TASK INSTRUCTIONS = Every entry should be repeated exactly. Omit the pictures.

[START DATA SHOWN]

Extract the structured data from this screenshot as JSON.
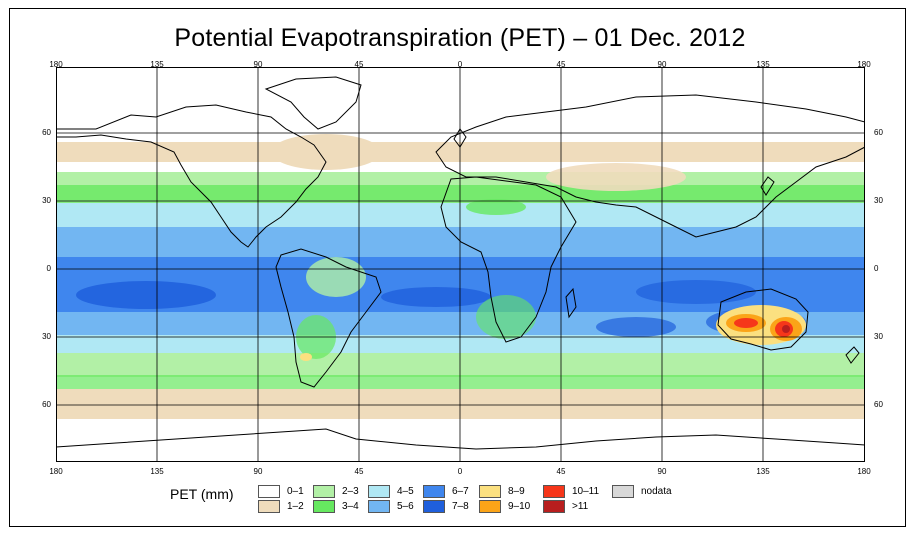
{
  "title": "Potential Evapotranspiration (PET) – 01 Dec. 2012",
  "longitude_ticks": [
    "180",
    "135",
    "90",
    "45",
    "0",
    "45",
    "90",
    "135",
    "180"
  ],
  "latitude_ticks": [
    "60",
    "30",
    "0",
    "30",
    "60"
  ],
  "legend": {
    "title": "PET (mm)",
    "items": [
      {
        "label": "0–1",
        "color": "#ffffff"
      },
      {
        "label": "1–2",
        "color": "#efdcbc"
      },
      {
        "label": "2–3",
        "color": "#b2f0a6"
      },
      {
        "label": "3–4",
        "color": "#66e860"
      },
      {
        "label": "4–5",
        "color": "#b0e8f4"
      },
      {
        "label": "5–6",
        "color": "#72b6f2"
      },
      {
        "label": "6–7",
        "color": "#3f86ee"
      },
      {
        "label": "7–8",
        "color": "#1f5fdc"
      },
      {
        "label": "8–9",
        "color": "#fbe080"
      },
      {
        "label": "9–10",
        "color": "#fba418"
      },
      {
        "label": "10–11",
        "color": "#f6361a"
      },
      {
        "label": ">11",
        "color": "#b81e1e"
      },
      {
        "label": "nodata",
        "color": "#d8d8d8"
      }
    ]
  }
}
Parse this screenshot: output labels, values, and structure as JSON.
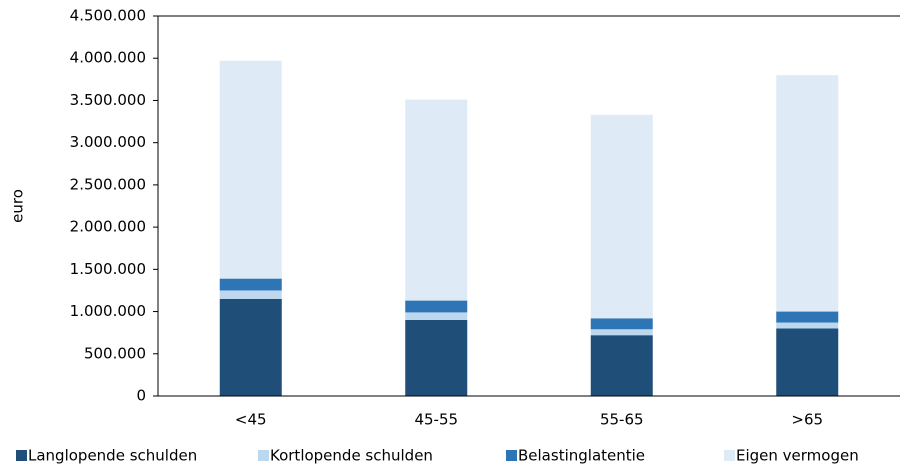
{
  "chart_data": {
    "type": "stacked-bar",
    "ylabel": "euro",
    "categories": [
      "<45",
      "45-55",
      "55-65",
      ">65"
    ],
    "series": [
      {
        "name": "Langlopende schulden",
        "color": "#1f4e79",
        "values": [
          1150000,
          900000,
          720000,
          800000
        ]
      },
      {
        "name": "Kortlopende schulden",
        "color": "#bdd7ee",
        "values": [
          100000,
          90000,
          70000,
          70000
        ]
      },
      {
        "name": "Belastinglatentie",
        "color": "#2e75b6",
        "values": [
          140000,
          140000,
          130000,
          130000
        ]
      },
      {
        "name": "Eigen vermogen",
        "color": "#deebf7",
        "values": [
          2580000,
          2380000,
          2410000,
          2800000
        ]
      }
    ],
    "ylim": [
      0,
      4500000
    ],
    "yticks": [
      0,
      {
        "value": 500000,
        "label": "500.000"
      },
      {
        "value": 1000000,
        "label": "1.000.000"
      },
      {
        "value": 1500000,
        "label": "1.500.000"
      },
      {
        "value": 2000000,
        "label": "2.000.000"
      },
      {
        "value": 2500000,
        "label": "2.500.000"
      },
      {
        "value": 3000000,
        "label": "3.000.000"
      },
      {
        "value": 3500000,
        "label": "3.500.000"
      },
      {
        "value": 4000000,
        "label": "4.000.000"
      },
      {
        "value": 4500000,
        "label": "4.500.000"
      }
    ],
    "legend": "bottom"
  }
}
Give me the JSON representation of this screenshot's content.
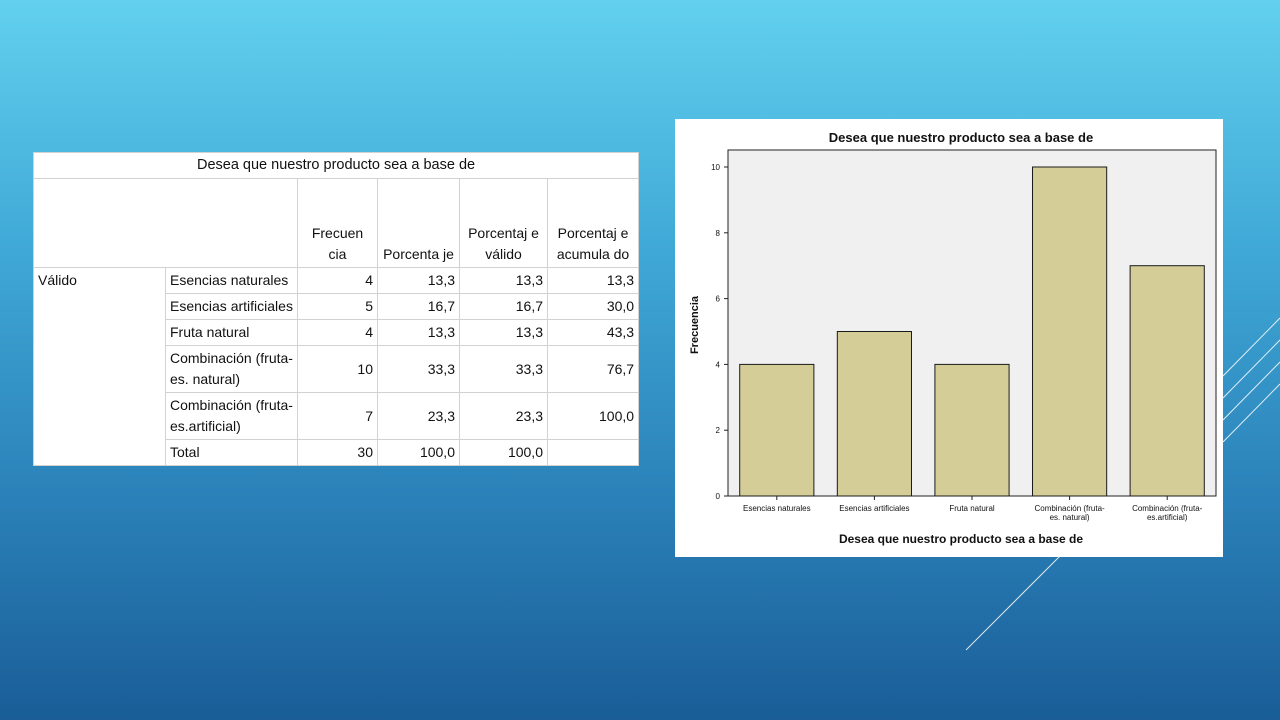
{
  "table": {
    "title": "Desea que nuestro producto sea a base de",
    "headers": [
      "Frecuen cia",
      "Porcenta je",
      "Porcentaj e válido",
      "Porcentaj e acumula do"
    ],
    "group_label": "Válido",
    "rows": [
      {
        "label": "Esencias naturales",
        "frecuencia": "4",
        "porcentaje": "13,3",
        "valido": "13,3",
        "acumulado": "13,3"
      },
      {
        "label": "Esencias artificiales",
        "frecuencia": "5",
        "porcentaje": "16,7",
        "valido": "16,7",
        "acumulado": "30,0"
      },
      {
        "label": "Fruta natural",
        "frecuencia": "4",
        "porcentaje": "13,3",
        "valido": "13,3",
        "acumulado": "43,3"
      },
      {
        "label": "Combinación (fruta-es. natural)",
        "frecuencia": "10",
        "porcentaje": "33,3",
        "valido": "33,3",
        "acumulado": "76,7"
      },
      {
        "label": "Combinación (fruta-es.artificial)",
        "frecuencia": "7",
        "porcentaje": "23,3",
        "valido": "23,3",
        "acumulado": "100,0"
      }
    ],
    "total": {
      "label": "Total",
      "frecuencia": "30",
      "porcentaje": "100,0",
      "valido": "100,0",
      "acumulado": ""
    }
  },
  "chart_data": {
    "type": "bar",
    "title": "Desea que nuestro producto sea a base de",
    "xlabel": "Desea que nuestro producto sea a base de",
    "ylabel": "Frecuencia",
    "categories": [
      "Esencias naturales",
      "Esencias artificiales",
      "Fruta natural",
      "Combinación (fruta-es. natural)",
      "Combinación (fruta-es.artificial)"
    ],
    "category_label_lines": [
      [
        "Esencias naturales"
      ],
      [
        "Esencias artificiales"
      ],
      [
        "Fruta natural"
      ],
      [
        "Combinación (fruta-",
        "es. natural)"
      ],
      [
        "Combinación (fruta-",
        "es.artificial)"
      ]
    ],
    "values": [
      4,
      5,
      4,
      10,
      7
    ],
    "ylim": [
      0,
      10
    ],
    "yticks": [
      0,
      2,
      4,
      6,
      8,
      10
    ],
    "grid": false,
    "colors": {
      "bar_fill": "#d4cd97",
      "bar_stroke": "#1a1a1a",
      "plot_bg": "#f0f0f0"
    }
  }
}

[END DATA SHOWN]

ANSWER IN FULL =
Extract the structured data from this screenshot as JSON.
{
  "title": "Potential Evapotranspiration (PET) – 01 Dec. 2012",
  "longitude_ticks": [
    "180",
    "135",
    "90",
    "45",
    "0",
    "45",
    "90",
    "135",
    "180"
  ],
  "latitude_ticks": [
    "60",
    "30",
    "0",
    "30",
    "60"
  ],
  "legend": {
    "title": "PET (mm)",
    "items": [
      {
        "label": "0–1",
        "color": "#ffffff"
      },
      {
        "label": "1–2",
        "color": "#efdcbc"
      },
      {
        "label": "2–3",
        "color": "#b2f0a6"
      },
      {
        "label": "3–4",
        "color": "#66e860"
      },
      {
        "label": "4–5",
        "color": "#b0e8f4"
      },
      {
        "label": "5–6",
        "color": "#72b6f2"
      },
      {
        "label": "6–7",
        "color": "#3f86ee"
      },
      {
        "label": "7–8",
        "color": "#1f5fdc"
      },
      {
        "label": "8–9",
        "color": "#fbe080"
      },
      {
        "label": "9–10",
        "color": "#fba418"
      },
      {
        "label": "10–11",
        "color": "#f6361a"
      },
      {
        "label": ">11",
        "color": "#b81e1e"
      },
      {
        "label": "nodata",
        "color": "#d8d8d8"
      }
    ]
  }
}
Parse this screenshot: output labels, values, and structure as JSON.
{
  "chart_data": {
    "type": "stacked-bar",
    "ylabel": "euro",
    "categories": [
      "<45",
      "45-55",
      "55-65",
      ">65"
    ],
    "series": [
      {
        "name": "Langlopende schulden",
        "color": "#1f4e79",
        "values": [
          1150000,
          900000,
          720000,
          800000
        ]
      },
      {
        "name": "Kortlopende schulden",
        "color": "#bdd7ee",
        "values": [
          100000,
          90000,
          70000,
          70000
        ]
      },
      {
        "name": "Belastinglatentie",
        "color": "#2e75b6",
        "values": [
          140000,
          140000,
          130000,
          130000
        ]
      },
      {
        "name": "Eigen vermogen",
        "color": "#deebf7",
        "values": [
          2580000,
          2380000,
          2410000,
          2800000
        ]
      }
    ],
    "ylim": [
      0,
      4500000
    ],
    "yticks": [
      0,
      {
        "value": 500000,
        "label": "500.000"
      },
      {
        "value": 1000000,
        "label": "1.000.000"
      },
      {
        "value": 1500000,
        "label": "1.500.000"
      },
      {
        "value": 2000000,
        "label": "2.000.000"
      },
      {
        "value": 2500000,
        "label": "2.500.000"
      },
      {
        "value": 3000000,
        "label": "3.000.000"
      },
      {
        "value": 3500000,
        "label": "3.500.000"
      },
      {
        "value": 4000000,
        "label": "4.000.000"
      },
      {
        "value": 4500000,
        "label": "4.500.000"
      }
    ],
    "legend": "bottom"
  }
}
Give me the JSON representation of this screenshot's content.
{
  "table": {
    "title": "Desea que nuestro producto sea a base de",
    "headers": [
      "Frecuen cia",
      "Porcenta je",
      "Porcentaj e válido",
      "Porcentaj e acumula do"
    ],
    "group_label": "Válido",
    "rows": [
      {
        "label": "Esencias naturales",
        "frecuencia": "4",
        "porcentaje": "13,3",
        "valido": "13,3",
        "acumulado": "13,3"
      },
      {
        "label": "Esencias artificiales",
        "frecuencia": "5",
        "porcentaje": "16,7",
        "valido": "16,7",
        "acumulado": "30,0"
      },
      {
        "label": "Fruta natural",
        "frecuencia": "4",
        "porcentaje": "13,3",
        "valido": "13,3",
        "acumulado": "43,3"
      },
      {
        "label": "Combinación (fruta-es. natural)",
        "frecuencia": "10",
        "porcentaje": "33,3",
        "valido": "33,3",
        "acumulado": "76,7"
      },
      {
        "label": "Combinación (fruta-es.artificial)",
        "frecuencia": "7",
        "porcentaje": "23,3",
        "valido": "23,3",
        "acumulado": "100,0"
      }
    ],
    "total": {
      "label": "Total",
      "frecuencia": "30",
      "porcentaje": "100,0",
      "valido": "100,0",
      "acumulado": ""
    }
  },
  "chart_data": {
    "type": "bar",
    "title": "Desea que nuestro producto sea a base de",
    "xlabel": "Desea que nuestro producto sea a base de",
    "ylabel": "Frecuencia",
    "categories": [
      "Esencias naturales",
      "Esencias artificiales",
      "Fruta natural",
      "Combinación (fruta-es. natural)",
      "Combinación (fruta-es.artificial)"
    ],
    "category_label_lines": [
      [
        "Esencias naturales"
      ],
      [
        "Esencias artificiales"
      ],
      [
        "Fruta natural"
      ],
      [
        "Combinación (fruta-",
        "es. natural)"
      ],
      [
        "Combinación (fruta-",
        "es.artificial)"
      ]
    ],
    "values": [
      4,
      5,
      4,
      10,
      7
    ],
    "ylim": [
      0,
      10
    ],
    "yticks": [
      0,
      2,
      4,
      6,
      8,
      10
    ],
    "grid": false,
    "colors": {
      "bar_fill": "#d4cd97",
      "bar_stroke": "#1a1a1a",
      "plot_bg": "#f0f0f0"
    }
  }
}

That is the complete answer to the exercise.